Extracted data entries
============

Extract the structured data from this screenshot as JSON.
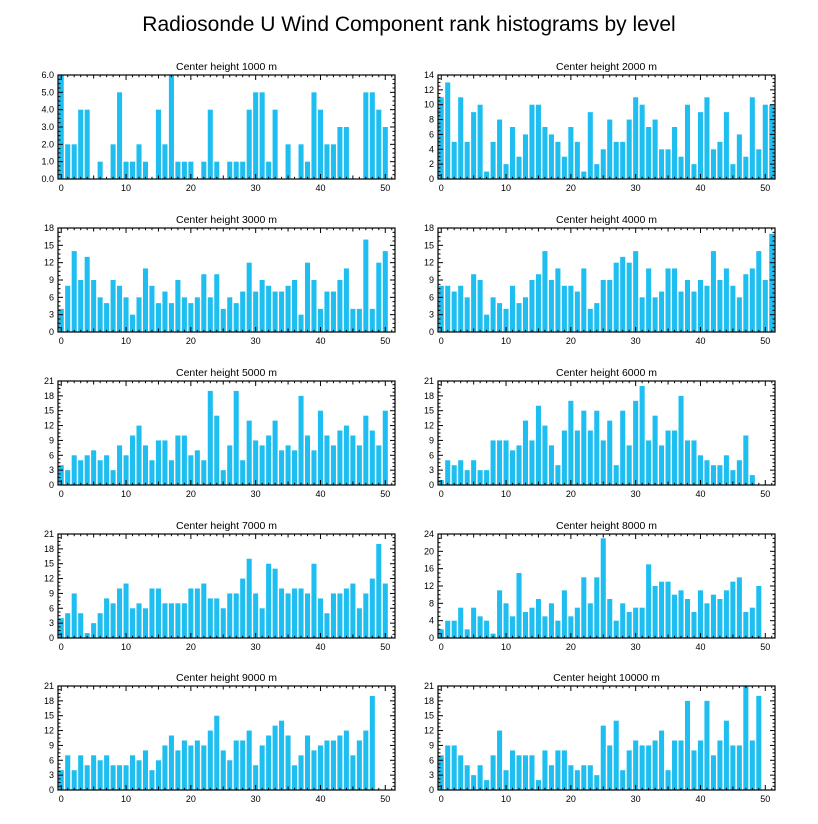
{
  "figure": {
    "title": "Radiosonde U Wind Component rank histograms by level",
    "bar_color": "#1ebff0",
    "x_ticks": [
      0,
      10,
      20,
      30,
      40,
      50
    ],
    "xlim": [
      -0.5,
      51.5
    ]
  },
  "chart_data": [
    {
      "type": "bar",
      "title": "Center height 1000 m",
      "xlabel": "",
      "ylabel": "",
      "ylim": [
        0,
        6
      ],
      "y_ticks": [
        "0.0",
        "1.0",
        "2.0",
        "3.0",
        "4.0",
        "5.0",
        "6.0"
      ],
      "categories": [
        0,
        1,
        2,
        3,
        4,
        5,
        6,
        7,
        8,
        9,
        10,
        11,
        12,
        13,
        14,
        15,
        16,
        17,
        18,
        19,
        20,
        21,
        22,
        23,
        24,
        25,
        26,
        27,
        28,
        29,
        30,
        31,
        32,
        33,
        34,
        35,
        36,
        37,
        38,
        39,
        40,
        41,
        42,
        43,
        44,
        45,
        46,
        47,
        48,
        49,
        50,
        51
      ],
      "values": [
        6,
        2,
        2,
        4,
        4,
        0,
        1,
        0,
        2,
        5,
        1,
        1,
        2,
        1,
        0,
        4,
        2,
        6,
        1,
        1,
        1,
        0,
        1,
        4,
        1,
        0,
        1,
        1,
        1,
        4,
        5,
        5,
        1,
        4,
        0,
        2,
        0,
        2,
        1,
        5,
        4,
        2,
        2,
        3,
        3,
        0,
        0,
        5,
        5,
        4,
        3,
        0
      ]
    },
    {
      "type": "bar",
      "title": "Center height 2000 m",
      "xlabel": "",
      "ylabel": "",
      "ylim": [
        0,
        14
      ],
      "y_ticks": [
        "0",
        "2",
        "4",
        "6",
        "8",
        "10",
        "12",
        "14"
      ],
      "categories": [
        0,
        1,
        2,
        3,
        4,
        5,
        6,
        7,
        8,
        9,
        10,
        11,
        12,
        13,
        14,
        15,
        16,
        17,
        18,
        19,
        20,
        21,
        22,
        23,
        24,
        25,
        26,
        27,
        28,
        29,
        30,
        31,
        32,
        33,
        34,
        35,
        36,
        37,
        38,
        39,
        40,
        41,
        42,
        43,
        44,
        45,
        46,
        47,
        48,
        49,
        50,
        51
      ],
      "values": [
        11,
        13,
        5,
        11,
        5,
        9,
        10,
        1,
        5,
        8,
        2,
        7,
        3,
        6,
        10,
        10,
        7,
        6,
        5,
        3,
        7,
        5,
        1,
        9,
        2,
        4,
        8,
        5,
        5,
        8,
        11,
        10,
        7,
        8,
        4,
        4,
        7,
        3,
        10,
        2,
        9,
        11,
        4,
        5,
        9,
        2,
        6,
        3,
        11,
        4,
        10,
        10
      ]
    },
    {
      "type": "bar",
      "title": "Center height 3000 m",
      "xlabel": "",
      "ylabel": "",
      "ylim": [
        0,
        18
      ],
      "y_ticks": [
        "0",
        "3",
        "6",
        "9",
        "12",
        "15",
        "18"
      ],
      "categories": [
        0,
        1,
        2,
        3,
        4,
        5,
        6,
        7,
        8,
        9,
        10,
        11,
        12,
        13,
        14,
        15,
        16,
        17,
        18,
        19,
        20,
        21,
        22,
        23,
        24,
        25,
        26,
        27,
        28,
        29,
        30,
        31,
        32,
        33,
        34,
        35,
        36,
        37,
        38,
        39,
        40,
        41,
        42,
        43,
        44,
        45,
        46,
        47,
        48,
        49,
        50,
        51
      ],
      "values": [
        4,
        8,
        14,
        9,
        13,
        9,
        6,
        5,
        9,
        8,
        6,
        3,
        6,
        11,
        8,
        5,
        7,
        5,
        9,
        6,
        5,
        6,
        10,
        6,
        10,
        4,
        6,
        5,
        7,
        12,
        7,
        9,
        8,
        7,
        7,
        8,
        9,
        3,
        12,
        9,
        4,
        7,
        7,
        9,
        11,
        4,
        4,
        16,
        4,
        12,
        14,
        0
      ]
    },
    {
      "type": "bar",
      "title": "Center height 4000 m",
      "xlabel": "",
      "ylabel": "",
      "ylim": [
        0,
        18
      ],
      "y_ticks": [
        "0",
        "3",
        "6",
        "9",
        "12",
        "15",
        "18"
      ],
      "categories": [
        0,
        1,
        2,
        3,
        4,
        5,
        6,
        7,
        8,
        9,
        10,
        11,
        12,
        13,
        14,
        15,
        16,
        17,
        18,
        19,
        20,
        21,
        22,
        23,
        24,
        25,
        26,
        27,
        28,
        29,
        30,
        31,
        32,
        33,
        34,
        35,
        36,
        37,
        38,
        39,
        40,
        41,
        42,
        43,
        44,
        45,
        46,
        47,
        48,
        49,
        50,
        51
      ],
      "values": [
        8,
        8,
        7,
        8,
        6,
        10,
        9,
        3,
        6,
        5,
        4,
        8,
        5,
        6,
        9,
        10,
        14,
        9,
        11,
        8,
        8,
        7,
        11,
        4,
        5,
        9,
        9,
        12,
        13,
        12,
        14,
        6,
        11,
        6,
        7,
        11,
        11,
        7,
        9,
        7,
        9,
        8,
        14,
        9,
        11,
        8,
        6,
        10,
        11,
        14,
        9,
        17
      ]
    },
    {
      "type": "bar",
      "title": "Center height 5000 m",
      "xlabel": "",
      "ylabel": "",
      "ylim": [
        0,
        21
      ],
      "y_ticks": [
        "0",
        "3",
        "6",
        "9",
        "12",
        "15",
        "18",
        "21"
      ],
      "categories": [
        0,
        1,
        2,
        3,
        4,
        5,
        6,
        7,
        8,
        9,
        10,
        11,
        12,
        13,
        14,
        15,
        16,
        17,
        18,
        19,
        20,
        21,
        22,
        23,
        24,
        25,
        26,
        27,
        28,
        29,
        30,
        31,
        32,
        33,
        34,
        35,
        36,
        37,
        38,
        39,
        40,
        41,
        42,
        43,
        44,
        45,
        46,
        47,
        48,
        49,
        50,
        51
      ],
      "values": [
        4,
        3,
        6,
        5,
        6,
        7,
        5,
        6,
        3,
        8,
        6,
        10,
        12,
        8,
        5,
        9,
        9,
        5,
        10,
        10,
        6,
        7,
        5,
        19,
        14,
        3,
        8,
        19,
        5,
        13,
        9,
        8,
        10,
        13,
        7,
        8,
        7,
        18,
        10,
        7,
        15,
        10,
        8,
        11,
        12,
        10,
        8,
        14,
        11,
        8,
        15,
        0
      ]
    },
    {
      "type": "bar",
      "title": "Center height 6000 m",
      "xlabel": "",
      "ylabel": "",
      "ylim": [
        0,
        21
      ],
      "y_ticks": [
        "0",
        "3",
        "6",
        "9",
        "12",
        "15",
        "18",
        "21"
      ],
      "categories": [
        0,
        1,
        2,
        3,
        4,
        5,
        6,
        7,
        8,
        9,
        10,
        11,
        12,
        13,
        14,
        15,
        16,
        17,
        18,
        19,
        20,
        21,
        22,
        23,
        24,
        25,
        26,
        27,
        28,
        29,
        30,
        31,
        32,
        33,
        34,
        35,
        36,
        37,
        38,
        39,
        40,
        41,
        42,
        43,
        44,
        45,
        46,
        47,
        48,
        49,
        50,
        51
      ],
      "values": [
        1,
        5,
        4,
        5,
        3,
        5,
        3,
        3,
        9,
        9,
        9,
        7,
        8,
        13,
        9,
        16,
        12,
        8,
        4,
        11,
        17,
        11,
        15,
        11,
        15,
        9,
        13,
        4,
        15,
        8,
        17,
        20,
        9,
        14,
        8,
        11,
        11,
        18,
        9,
        9,
        6,
        5,
        4,
        4,
        6,
        3,
        5,
        10,
        2,
        0,
        0,
        0
      ]
    },
    {
      "type": "bar",
      "title": "Center height 7000 m",
      "xlabel": "",
      "ylabel": "",
      "ylim": [
        0,
        21
      ],
      "y_ticks": [
        "0",
        "3",
        "6",
        "9",
        "12",
        "15",
        "18",
        "21"
      ],
      "categories": [
        0,
        1,
        2,
        3,
        4,
        5,
        6,
        7,
        8,
        9,
        10,
        11,
        12,
        13,
        14,
        15,
        16,
        17,
        18,
        19,
        20,
        21,
        22,
        23,
        24,
        25,
        26,
        27,
        28,
        29,
        30,
        31,
        32,
        33,
        34,
        35,
        36,
        37,
        38,
        39,
        40,
        41,
        42,
        43,
        44,
        45,
        46,
        47,
        48,
        49,
        50,
        51
      ],
      "values": [
        4,
        5,
        9,
        5,
        1,
        3,
        5,
        8,
        7,
        10,
        11,
        6,
        7,
        6,
        10,
        10,
        7,
        7,
        7,
        7,
        10,
        10,
        11,
        8,
        8,
        6,
        9,
        9,
        12,
        16,
        9,
        6,
        15,
        14,
        10,
        9,
        10,
        10,
        9,
        15,
        8,
        5,
        9,
        9,
        10,
        11,
        6,
        9,
        12,
        19,
        11,
        0
      ]
    },
    {
      "type": "bar",
      "title": "Center height 8000 m",
      "xlabel": "",
      "ylabel": "",
      "ylim": [
        0,
        24
      ],
      "y_ticks": [
        "0",
        "2",
        "4",
        "6",
        "8",
        "10",
        "12",
        "14",
        "16",
        "18",
        "20",
        "22",
        "24"
      ],
      "y_tick_labels": [
        "0",
        "4",
        "8",
        "12",
        "16",
        "20",
        "24"
      ],
      "categories": [
        0,
        1,
        2,
        3,
        4,
        5,
        6,
        7,
        8,
        9,
        10,
        11,
        12,
        13,
        14,
        15,
        16,
        17,
        18,
        19,
        20,
        21,
        22,
        23,
        24,
        25,
        26,
        27,
        28,
        29,
        30,
        31,
        32,
        33,
        34,
        35,
        36,
        37,
        38,
        39,
        40,
        41,
        42,
        43,
        44,
        45,
        46,
        47,
        48,
        49,
        50,
        51
      ],
      "values": [
        2,
        4,
        4,
        7,
        2,
        7,
        5,
        4,
        1,
        11,
        8,
        5,
        15,
        6,
        7,
        9,
        5,
        8,
        4,
        11,
        5,
        7,
        14,
        8,
        14,
        23,
        9,
        4,
        8,
        6,
        7,
        7,
        17,
        12,
        13,
        13,
        10,
        11,
        9,
        6,
        11,
        8,
        10,
        9,
        11,
        13,
        14,
        6,
        7,
        12,
        0,
        0
      ]
    },
    {
      "type": "bar",
      "title": "Center height 9000 m",
      "xlabel": "",
      "ylabel": "",
      "ylim": [
        0,
        21
      ],
      "y_ticks": [
        "0",
        "3",
        "6",
        "9",
        "12",
        "15",
        "18",
        "21"
      ],
      "categories": [
        0,
        1,
        2,
        3,
        4,
        5,
        6,
        7,
        8,
        9,
        10,
        11,
        12,
        13,
        14,
        15,
        16,
        17,
        18,
        19,
        20,
        21,
        22,
        23,
        24,
        25,
        26,
        27,
        28,
        29,
        30,
        31,
        32,
        33,
        34,
        35,
        36,
        37,
        38,
        39,
        40,
        41,
        42,
        43,
        44,
        45,
        46,
        47,
        48,
        49,
        50,
        51
      ],
      "values": [
        4,
        7,
        4,
        7,
        5,
        7,
        6,
        7,
        5,
        5,
        5,
        7,
        6,
        8,
        4,
        6,
        9,
        11,
        8,
        10,
        9,
        10,
        9,
        12,
        15,
        8,
        6,
        10,
        10,
        12,
        5,
        9,
        11,
        13,
        14,
        11,
        5,
        7,
        11,
        8,
        9,
        10,
        10,
        11,
        12,
        7,
        10,
        12,
        19,
        0,
        0,
        0
      ]
    },
    {
      "type": "bar",
      "title": "Center height 10000 m",
      "xlabel": "",
      "ylabel": "",
      "ylim": [
        0,
        21
      ],
      "y_ticks": [
        "0",
        "3",
        "6",
        "9",
        "12",
        "15",
        "18",
        "21"
      ],
      "categories": [
        0,
        1,
        2,
        3,
        4,
        5,
        6,
        7,
        8,
        9,
        10,
        11,
        12,
        13,
        14,
        15,
        16,
        17,
        18,
        19,
        20,
        21,
        22,
        23,
        24,
        25,
        26,
        27,
        28,
        29,
        30,
        31,
        32,
        33,
        34,
        35,
        36,
        37,
        38,
        39,
        40,
        41,
        42,
        43,
        44,
        45,
        46,
        47,
        48,
        49,
        50,
        51
      ],
      "values": [
        7,
        9,
        9,
        7,
        5,
        3,
        5,
        2,
        7,
        12,
        4,
        8,
        7,
        7,
        7,
        2,
        8,
        5,
        8,
        8,
        5,
        4,
        5,
        5,
        3,
        13,
        9,
        14,
        4,
        8,
        10,
        9,
        9,
        10,
        12,
        4,
        10,
        10,
        18,
        8,
        10,
        18,
        7,
        10,
        14,
        9,
        9,
        21,
        10,
        19,
        0,
        0
      ]
    }
  ]
}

============

• [GIVEN INSTRUCTION]
In the listing, find each line with the string "Center" and copy it.

• [SOLUTION TO THE EXERCISE]
      "title": "Center height 1000 m",
      "title": "Center height 2000 m",
      "title": "Center height 3000 m",
      "title": "Center height 4000 m",
      "title": "Center height 5000 m",
      "title": "Center height 6000 m",
      "title": "Center height 7000 m",
      "title": "Center height 8000 m",
      "title": "Center height 9000 m",
      "title": "Center height 10000 m",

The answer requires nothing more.